DATA SHOWN
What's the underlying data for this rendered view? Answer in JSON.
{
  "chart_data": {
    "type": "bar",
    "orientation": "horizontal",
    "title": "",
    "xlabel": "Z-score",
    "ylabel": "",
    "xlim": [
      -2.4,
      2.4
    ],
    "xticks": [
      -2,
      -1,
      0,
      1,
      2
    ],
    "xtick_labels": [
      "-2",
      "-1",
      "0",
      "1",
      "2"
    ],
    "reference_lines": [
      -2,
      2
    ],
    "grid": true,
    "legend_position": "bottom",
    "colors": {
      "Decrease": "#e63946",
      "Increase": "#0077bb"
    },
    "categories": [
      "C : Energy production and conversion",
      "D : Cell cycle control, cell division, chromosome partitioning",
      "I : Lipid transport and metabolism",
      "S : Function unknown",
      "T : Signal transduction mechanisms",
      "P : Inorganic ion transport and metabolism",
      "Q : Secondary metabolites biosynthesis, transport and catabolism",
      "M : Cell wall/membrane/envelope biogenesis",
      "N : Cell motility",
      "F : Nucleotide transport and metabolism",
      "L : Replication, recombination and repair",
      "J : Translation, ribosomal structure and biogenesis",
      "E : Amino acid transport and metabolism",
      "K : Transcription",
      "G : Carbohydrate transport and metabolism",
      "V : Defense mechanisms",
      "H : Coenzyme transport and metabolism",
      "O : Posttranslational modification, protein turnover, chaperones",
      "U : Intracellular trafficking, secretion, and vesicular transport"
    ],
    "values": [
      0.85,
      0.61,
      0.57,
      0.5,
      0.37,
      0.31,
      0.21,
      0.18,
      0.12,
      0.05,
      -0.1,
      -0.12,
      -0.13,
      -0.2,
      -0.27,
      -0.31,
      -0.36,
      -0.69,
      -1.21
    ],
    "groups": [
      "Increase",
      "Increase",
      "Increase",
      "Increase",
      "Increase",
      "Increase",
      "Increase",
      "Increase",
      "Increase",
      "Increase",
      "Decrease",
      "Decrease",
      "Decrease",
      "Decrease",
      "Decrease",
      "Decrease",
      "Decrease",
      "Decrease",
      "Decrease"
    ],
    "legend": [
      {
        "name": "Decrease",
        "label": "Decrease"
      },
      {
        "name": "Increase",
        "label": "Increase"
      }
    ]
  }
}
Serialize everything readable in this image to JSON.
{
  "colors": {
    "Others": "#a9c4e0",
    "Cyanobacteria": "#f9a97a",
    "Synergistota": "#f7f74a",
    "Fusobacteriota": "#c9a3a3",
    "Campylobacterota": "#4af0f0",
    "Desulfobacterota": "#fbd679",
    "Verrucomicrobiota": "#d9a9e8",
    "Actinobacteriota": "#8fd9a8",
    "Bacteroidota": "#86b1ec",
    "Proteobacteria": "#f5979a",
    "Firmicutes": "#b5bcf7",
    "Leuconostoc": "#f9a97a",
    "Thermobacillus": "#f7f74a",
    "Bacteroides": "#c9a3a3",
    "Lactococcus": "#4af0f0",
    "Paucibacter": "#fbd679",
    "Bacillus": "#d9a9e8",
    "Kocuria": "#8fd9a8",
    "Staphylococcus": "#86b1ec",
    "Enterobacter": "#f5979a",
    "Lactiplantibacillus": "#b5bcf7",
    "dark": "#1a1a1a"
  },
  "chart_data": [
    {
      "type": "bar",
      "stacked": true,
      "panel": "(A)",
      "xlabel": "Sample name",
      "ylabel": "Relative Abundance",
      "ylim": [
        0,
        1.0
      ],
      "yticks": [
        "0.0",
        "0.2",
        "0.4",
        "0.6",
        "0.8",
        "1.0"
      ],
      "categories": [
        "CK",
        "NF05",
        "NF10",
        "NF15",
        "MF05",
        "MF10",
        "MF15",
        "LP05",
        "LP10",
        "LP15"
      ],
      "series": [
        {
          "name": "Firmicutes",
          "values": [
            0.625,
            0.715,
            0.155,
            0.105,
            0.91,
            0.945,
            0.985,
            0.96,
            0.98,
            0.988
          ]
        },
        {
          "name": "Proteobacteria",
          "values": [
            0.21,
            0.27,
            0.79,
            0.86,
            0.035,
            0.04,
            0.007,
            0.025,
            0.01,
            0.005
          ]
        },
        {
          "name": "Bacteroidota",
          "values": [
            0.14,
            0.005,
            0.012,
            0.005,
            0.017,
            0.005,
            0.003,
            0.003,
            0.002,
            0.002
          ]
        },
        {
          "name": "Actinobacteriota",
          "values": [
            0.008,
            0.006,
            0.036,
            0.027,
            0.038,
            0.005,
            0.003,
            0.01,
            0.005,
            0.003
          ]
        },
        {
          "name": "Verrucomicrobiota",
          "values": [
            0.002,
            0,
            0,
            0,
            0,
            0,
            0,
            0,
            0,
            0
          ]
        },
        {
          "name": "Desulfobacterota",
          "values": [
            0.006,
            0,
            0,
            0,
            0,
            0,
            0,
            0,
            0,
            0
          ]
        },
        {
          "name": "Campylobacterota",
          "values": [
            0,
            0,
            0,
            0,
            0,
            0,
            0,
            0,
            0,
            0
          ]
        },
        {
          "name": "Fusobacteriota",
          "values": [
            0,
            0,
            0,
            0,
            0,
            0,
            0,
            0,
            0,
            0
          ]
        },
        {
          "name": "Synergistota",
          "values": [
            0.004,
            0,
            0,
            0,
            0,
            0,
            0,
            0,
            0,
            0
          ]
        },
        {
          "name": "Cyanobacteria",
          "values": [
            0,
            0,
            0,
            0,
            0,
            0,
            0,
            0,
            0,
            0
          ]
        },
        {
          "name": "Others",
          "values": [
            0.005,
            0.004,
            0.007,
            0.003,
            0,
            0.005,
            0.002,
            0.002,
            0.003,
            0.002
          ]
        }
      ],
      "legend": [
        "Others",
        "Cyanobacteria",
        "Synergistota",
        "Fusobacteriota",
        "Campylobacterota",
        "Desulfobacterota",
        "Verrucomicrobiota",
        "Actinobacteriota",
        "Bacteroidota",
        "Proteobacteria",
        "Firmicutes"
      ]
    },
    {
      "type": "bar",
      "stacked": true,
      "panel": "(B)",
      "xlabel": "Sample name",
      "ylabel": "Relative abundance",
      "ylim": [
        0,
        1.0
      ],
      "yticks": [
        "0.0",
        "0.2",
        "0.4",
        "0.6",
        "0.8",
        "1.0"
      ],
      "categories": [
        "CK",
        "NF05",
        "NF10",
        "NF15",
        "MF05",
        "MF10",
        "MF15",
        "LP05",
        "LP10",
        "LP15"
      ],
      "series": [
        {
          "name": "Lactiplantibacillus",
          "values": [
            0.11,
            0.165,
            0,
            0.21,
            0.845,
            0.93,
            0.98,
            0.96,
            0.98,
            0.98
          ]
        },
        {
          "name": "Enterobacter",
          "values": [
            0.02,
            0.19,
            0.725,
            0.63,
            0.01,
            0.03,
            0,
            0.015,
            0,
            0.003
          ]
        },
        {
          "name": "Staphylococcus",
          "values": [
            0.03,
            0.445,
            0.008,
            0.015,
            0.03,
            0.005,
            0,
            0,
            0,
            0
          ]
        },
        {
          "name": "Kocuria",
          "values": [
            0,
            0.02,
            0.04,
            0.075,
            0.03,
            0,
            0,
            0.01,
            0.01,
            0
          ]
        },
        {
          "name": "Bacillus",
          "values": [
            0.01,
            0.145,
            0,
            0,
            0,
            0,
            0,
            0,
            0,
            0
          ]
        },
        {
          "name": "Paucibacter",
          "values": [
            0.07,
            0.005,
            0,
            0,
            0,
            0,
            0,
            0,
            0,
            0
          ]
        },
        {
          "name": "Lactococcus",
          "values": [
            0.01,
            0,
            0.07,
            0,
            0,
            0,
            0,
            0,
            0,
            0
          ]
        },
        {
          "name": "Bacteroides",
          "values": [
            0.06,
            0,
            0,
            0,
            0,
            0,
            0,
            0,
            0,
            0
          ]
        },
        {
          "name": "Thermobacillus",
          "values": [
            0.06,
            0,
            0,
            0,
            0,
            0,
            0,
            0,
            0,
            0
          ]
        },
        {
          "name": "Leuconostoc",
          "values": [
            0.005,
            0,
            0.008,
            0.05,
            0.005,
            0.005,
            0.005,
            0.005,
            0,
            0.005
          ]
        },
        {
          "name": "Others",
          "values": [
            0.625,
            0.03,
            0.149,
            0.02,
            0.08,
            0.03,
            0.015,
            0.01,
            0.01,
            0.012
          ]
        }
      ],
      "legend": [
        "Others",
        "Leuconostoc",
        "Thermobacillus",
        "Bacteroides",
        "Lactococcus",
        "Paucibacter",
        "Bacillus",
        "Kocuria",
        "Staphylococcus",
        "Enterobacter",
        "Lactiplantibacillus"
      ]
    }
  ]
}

PROBLEM DETAILS
Search the data above for the string "Campylobacterota". Report every line where it is found.

ANSWER BOX
    "Campylobacterota": "#4af0f0",
          "name": "Campylobacterota",
        "Campylobacterota",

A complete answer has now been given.